- _WRITTEN TASK_
Can you write out the whole listing exactly?

Dataset rows about figures:
■ ■ ■ ■ ■ ■ ■

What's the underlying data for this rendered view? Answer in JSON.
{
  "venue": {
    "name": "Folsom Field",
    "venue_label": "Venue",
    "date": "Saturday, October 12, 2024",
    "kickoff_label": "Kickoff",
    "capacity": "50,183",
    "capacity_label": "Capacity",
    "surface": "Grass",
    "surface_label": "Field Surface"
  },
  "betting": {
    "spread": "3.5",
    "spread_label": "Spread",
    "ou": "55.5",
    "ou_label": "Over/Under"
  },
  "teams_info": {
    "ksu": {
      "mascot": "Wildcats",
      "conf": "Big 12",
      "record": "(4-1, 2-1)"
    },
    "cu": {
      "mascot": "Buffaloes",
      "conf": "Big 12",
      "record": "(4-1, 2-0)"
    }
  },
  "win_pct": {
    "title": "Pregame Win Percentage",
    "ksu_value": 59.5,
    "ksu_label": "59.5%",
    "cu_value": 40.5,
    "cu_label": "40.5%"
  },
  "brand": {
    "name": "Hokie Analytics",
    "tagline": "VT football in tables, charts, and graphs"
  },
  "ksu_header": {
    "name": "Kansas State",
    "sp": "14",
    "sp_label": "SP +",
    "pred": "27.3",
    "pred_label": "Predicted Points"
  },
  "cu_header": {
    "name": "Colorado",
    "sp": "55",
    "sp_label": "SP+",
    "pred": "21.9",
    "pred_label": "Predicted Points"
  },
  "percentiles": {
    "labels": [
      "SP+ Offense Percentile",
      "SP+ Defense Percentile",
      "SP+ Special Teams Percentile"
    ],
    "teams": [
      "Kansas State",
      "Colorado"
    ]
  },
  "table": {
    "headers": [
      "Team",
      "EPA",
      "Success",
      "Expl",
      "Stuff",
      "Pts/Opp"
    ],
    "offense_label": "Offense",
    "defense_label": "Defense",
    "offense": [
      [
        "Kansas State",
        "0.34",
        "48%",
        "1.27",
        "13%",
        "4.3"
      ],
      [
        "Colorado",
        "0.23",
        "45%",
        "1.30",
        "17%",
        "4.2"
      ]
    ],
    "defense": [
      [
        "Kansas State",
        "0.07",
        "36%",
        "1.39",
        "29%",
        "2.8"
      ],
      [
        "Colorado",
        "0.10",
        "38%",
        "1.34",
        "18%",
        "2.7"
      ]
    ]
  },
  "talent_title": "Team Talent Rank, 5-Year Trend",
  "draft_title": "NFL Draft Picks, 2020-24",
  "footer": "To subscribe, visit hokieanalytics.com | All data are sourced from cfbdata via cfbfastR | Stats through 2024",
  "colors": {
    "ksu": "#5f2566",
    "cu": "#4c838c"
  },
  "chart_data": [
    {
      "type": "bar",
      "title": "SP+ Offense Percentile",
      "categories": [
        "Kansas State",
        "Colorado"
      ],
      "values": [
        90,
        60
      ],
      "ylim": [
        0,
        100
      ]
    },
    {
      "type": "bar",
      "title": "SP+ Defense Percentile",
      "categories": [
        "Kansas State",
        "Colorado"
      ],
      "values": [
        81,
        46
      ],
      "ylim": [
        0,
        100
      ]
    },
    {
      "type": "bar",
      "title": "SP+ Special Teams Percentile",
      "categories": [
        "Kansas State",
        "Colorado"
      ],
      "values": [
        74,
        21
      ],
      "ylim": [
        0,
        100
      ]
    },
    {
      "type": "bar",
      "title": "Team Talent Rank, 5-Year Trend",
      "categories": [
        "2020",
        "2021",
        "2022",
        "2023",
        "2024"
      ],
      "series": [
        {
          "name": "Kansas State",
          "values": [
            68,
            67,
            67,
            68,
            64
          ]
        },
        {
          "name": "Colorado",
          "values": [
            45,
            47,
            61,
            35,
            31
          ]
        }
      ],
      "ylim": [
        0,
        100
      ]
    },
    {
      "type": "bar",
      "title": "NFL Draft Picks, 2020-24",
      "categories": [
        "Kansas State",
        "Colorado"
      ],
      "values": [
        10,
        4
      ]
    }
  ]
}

■ ■ ■ ■ ■ ■ ■

- _OUTPUT OF THE TASK_
What's the underlying data for this rendered view? Answer in JSON.
{
  "venue": {
    "name": "Folsom Field",
    "venue_label": "Venue",
    "date": "Saturday, October 12, 2024",
    "kickoff_label": "Kickoff",
    "capacity": "50,183",
    "capacity_label": "Capacity",
    "surface": "Grass",
    "surface_label": "Field Surface"
  },
  "betting": {
    "spread": "3.5",
    "spread_label": "Spread",
    "ou": "55.5",
    "ou_label": "Over/Under"
  },
  "teams_info": {
    "ksu": {
      "mascot": "Wildcats",
      "conf": "Big 12",
      "record": "(4-1, 2-1)"
    },
    "cu": {
      "mascot": "Buffaloes",
      "conf": "Big 12",
      "record": "(4-1, 2-0)"
    }
  },
  "win_pct": {
    "title": "Pregame Win Percentage",
    "ksu_value": 59.5,
    "ksu_label": "59.5%",
    "cu_value": 40.5,
    "cu_label": "40.5%"
  },
  "brand": {
    "name": "Hokie Analytics",
    "tagline": "VT football in tables, charts, and graphs"
  },
  "ksu_header": {
    "name": "Kansas State",
    "sp": "14",
    "sp_label": "SP +",
    "pred": "27.3",
    "pred_label": "Predicted Points"
  },
  "cu_header": {
    "name": "Colorado",
    "sp": "55",
    "sp_label": "SP+",
    "pred": "21.9",
    "pred_label": "Predicted Points"
  },
  "percentiles": {
    "labels": [
      "SP+ Offense Percentile",
      "SP+ Defense Percentile",
      "SP+ Special Teams Percentile"
    ],
    "teams": [
      "Kansas State",
      "Colorado"
    ]
  },
  "table": {
    "headers": [
      "Team",
      "EPA",
      "Success",
      "Expl",
      "Stuff",
      "Pts/Opp"
    ],
    "offense_label": "Offense",
    "defense_label": "Defense",
    "offense": [
      [
        "Kansas State",
        "0.34",
        "48%",
        "1.27",
        "13%",
        "4.3"
      ],
      [
        "Colorado",
        "0.23",
        "45%",
        "1.30",
        "17%",
        "4.2"
      ]
    ],
    "defense": [
      [
        "Kansas State",
        "0.07",
        "36%",
        "1.39",
        "29%",
        "2.8"
      ],
      [
        "Colorado",
        "0.10",
        "38%",
        "1.34",
        "18%",
        "2.7"
      ]
    ]
  },
  "talent_title": "Team Talent Rank, 5-Year Trend",
  "draft_title": "NFL Draft Picks, 2020-24",
  "footer": "To subscribe, visit hokieanalytics.com | All data are sourced from cfbdata via cfbfastR | Stats through 2024",
  "colors": {
    "ksu": "#5f2566",
    "cu": "#4c838c"
  },
  "chart_data": [
    {
      "type": "bar",
      "title": "SP+ Offense Percentile",
      "categories": [
        "Kansas State",
        "Colorado"
      ],
      "values": [
        90,
        60
      ],
      "ylim": [
        0,
        100
      ]
    },
    {
      "type": "bar",
      "title": "SP+ Defense Percentile",
      "categories": [
        "Kansas State",
        "Colorado"
      ],
      "values": [
        81,
        46
      ],
      "ylim": [
        0,
        100
      ]
    },
    {
      "type": "bar",
      "title": "SP+ Special Teams Percentile",
      "categories": [
        "Kansas State",
        "Colorado"
      ],
      "values": [
        74,
        21
      ],
      "ylim": [
        0,
        100
      ]
    },
    {
      "type": "bar",
      "title": "Team Talent Rank, 5-Year Trend",
      "categories": [
        "2020",
        "2021",
        "2022",
        "2023",
        "2024"
      ],
      "series": [
        {
          "name": "Kansas State",
          "values": [
            68,
            67,
            67,
            68,
            64
          ]
        },
        {
          "name": "Colorado",
          "values": [
            45,
            47,
            61,
            35,
            31
          ]
        }
      ],
      "ylim": [
        0,
        100
      ]
    },
    {
      "type": "bar",
      "title": "NFL Draft Picks, 2020-24",
      "categories": [
        "Kansas State",
        "Colorado"
      ],
      "values": [
        10,
        4
      ]
    }
  ]
}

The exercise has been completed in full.